• **WRITTEN PROBLEM**:
Show every line containing "this" by copying it.

+ + +

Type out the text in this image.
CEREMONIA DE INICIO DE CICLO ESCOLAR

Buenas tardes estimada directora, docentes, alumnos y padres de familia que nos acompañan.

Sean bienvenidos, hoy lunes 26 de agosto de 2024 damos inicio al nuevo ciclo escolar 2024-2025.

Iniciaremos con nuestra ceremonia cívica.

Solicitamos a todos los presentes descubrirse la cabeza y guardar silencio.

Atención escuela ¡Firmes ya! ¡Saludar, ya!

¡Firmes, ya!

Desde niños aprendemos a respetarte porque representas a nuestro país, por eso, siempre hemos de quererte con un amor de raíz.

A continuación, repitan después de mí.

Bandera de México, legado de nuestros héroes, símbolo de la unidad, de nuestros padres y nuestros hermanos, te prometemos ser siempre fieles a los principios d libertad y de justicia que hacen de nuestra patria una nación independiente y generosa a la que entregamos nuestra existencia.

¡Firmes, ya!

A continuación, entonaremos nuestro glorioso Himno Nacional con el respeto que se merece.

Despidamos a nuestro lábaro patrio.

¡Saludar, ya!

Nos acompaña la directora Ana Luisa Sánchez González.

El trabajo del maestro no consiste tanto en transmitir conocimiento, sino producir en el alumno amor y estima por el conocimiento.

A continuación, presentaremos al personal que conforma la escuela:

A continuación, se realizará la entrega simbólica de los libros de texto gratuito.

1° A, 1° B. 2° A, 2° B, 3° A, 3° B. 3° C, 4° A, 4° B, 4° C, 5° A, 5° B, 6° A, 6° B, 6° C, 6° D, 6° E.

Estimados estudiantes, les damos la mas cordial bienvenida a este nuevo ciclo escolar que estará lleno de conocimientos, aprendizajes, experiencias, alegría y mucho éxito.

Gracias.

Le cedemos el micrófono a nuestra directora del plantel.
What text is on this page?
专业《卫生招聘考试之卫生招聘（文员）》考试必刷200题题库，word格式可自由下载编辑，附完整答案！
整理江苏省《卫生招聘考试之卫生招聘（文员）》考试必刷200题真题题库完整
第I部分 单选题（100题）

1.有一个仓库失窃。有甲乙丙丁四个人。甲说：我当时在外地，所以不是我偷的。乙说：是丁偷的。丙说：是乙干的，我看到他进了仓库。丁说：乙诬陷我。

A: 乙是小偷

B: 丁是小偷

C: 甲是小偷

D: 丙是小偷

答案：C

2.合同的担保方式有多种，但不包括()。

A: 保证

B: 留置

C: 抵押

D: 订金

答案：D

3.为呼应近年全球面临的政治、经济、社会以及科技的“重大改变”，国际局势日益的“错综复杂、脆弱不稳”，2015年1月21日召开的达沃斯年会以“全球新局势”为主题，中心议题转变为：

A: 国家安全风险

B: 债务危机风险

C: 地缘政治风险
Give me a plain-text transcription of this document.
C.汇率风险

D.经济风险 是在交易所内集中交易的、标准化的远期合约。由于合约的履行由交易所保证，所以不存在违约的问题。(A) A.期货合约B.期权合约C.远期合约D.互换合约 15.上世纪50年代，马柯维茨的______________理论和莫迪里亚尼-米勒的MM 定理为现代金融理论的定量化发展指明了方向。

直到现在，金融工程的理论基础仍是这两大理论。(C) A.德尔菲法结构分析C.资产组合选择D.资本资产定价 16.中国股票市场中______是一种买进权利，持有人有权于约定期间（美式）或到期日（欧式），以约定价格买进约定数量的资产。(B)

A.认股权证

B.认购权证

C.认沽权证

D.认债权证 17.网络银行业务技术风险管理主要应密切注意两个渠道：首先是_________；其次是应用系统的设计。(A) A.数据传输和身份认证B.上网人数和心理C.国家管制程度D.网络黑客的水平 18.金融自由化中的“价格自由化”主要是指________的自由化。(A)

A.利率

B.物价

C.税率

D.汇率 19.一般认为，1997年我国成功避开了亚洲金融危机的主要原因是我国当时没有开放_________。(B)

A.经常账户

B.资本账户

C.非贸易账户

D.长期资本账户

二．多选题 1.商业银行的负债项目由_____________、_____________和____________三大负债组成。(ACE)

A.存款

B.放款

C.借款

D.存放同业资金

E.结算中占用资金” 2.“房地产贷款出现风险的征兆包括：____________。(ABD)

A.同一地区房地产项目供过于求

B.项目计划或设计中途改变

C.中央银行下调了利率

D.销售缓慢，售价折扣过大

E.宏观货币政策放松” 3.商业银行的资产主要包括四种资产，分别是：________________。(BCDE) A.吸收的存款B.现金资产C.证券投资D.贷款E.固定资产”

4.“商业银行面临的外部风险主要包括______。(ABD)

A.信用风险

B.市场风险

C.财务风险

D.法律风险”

+ + +

• **RESULT OF THE TASK**:
Type out the text in this image.
What text is on this page?
Give me a plain-text transcription of this document.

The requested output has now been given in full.